[begin Material]
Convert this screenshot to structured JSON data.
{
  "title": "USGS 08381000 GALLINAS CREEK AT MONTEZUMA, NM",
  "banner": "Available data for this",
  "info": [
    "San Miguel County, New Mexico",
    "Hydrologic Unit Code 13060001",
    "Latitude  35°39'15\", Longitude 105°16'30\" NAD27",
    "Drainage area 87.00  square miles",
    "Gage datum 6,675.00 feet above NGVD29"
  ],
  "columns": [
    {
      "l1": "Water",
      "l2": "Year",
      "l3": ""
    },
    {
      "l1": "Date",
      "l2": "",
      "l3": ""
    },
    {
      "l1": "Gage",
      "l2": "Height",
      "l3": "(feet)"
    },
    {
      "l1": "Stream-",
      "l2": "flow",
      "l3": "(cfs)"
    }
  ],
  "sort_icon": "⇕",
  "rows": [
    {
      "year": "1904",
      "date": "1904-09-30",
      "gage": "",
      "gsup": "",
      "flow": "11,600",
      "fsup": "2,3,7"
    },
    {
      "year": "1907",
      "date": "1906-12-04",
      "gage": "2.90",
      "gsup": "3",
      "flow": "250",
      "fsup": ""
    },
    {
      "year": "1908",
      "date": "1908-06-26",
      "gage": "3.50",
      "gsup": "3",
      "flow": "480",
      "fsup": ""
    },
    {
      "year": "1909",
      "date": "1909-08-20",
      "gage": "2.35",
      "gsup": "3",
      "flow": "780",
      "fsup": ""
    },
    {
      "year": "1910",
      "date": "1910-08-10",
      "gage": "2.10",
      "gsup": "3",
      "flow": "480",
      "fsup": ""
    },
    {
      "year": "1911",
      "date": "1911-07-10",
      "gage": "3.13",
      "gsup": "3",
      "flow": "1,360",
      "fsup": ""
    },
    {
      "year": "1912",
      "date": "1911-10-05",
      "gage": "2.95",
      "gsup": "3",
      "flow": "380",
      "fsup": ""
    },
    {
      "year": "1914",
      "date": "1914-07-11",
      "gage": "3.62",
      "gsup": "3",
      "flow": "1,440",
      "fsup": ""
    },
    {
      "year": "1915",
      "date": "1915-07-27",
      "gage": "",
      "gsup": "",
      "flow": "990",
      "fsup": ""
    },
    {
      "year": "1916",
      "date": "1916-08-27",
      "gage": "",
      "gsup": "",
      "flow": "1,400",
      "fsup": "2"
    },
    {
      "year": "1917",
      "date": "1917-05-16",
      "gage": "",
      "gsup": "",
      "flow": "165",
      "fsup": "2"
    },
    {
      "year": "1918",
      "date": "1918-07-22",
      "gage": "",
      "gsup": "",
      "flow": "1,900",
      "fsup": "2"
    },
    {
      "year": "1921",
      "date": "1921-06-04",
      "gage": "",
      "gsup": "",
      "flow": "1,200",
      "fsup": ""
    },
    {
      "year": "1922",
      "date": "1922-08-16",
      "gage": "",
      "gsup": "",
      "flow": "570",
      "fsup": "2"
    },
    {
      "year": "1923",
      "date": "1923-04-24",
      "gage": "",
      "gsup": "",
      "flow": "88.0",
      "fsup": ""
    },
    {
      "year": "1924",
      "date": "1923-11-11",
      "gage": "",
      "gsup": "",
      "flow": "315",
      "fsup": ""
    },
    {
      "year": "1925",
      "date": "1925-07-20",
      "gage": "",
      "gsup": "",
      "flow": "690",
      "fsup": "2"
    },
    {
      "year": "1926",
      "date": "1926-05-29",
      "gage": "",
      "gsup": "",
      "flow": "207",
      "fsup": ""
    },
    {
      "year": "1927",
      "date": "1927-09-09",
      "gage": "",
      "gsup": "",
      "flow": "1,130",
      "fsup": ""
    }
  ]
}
[end Material]
- [Problem]: Across the records above, count the lines holding "this" and reply with that number alone.

- [Exercise result]: 2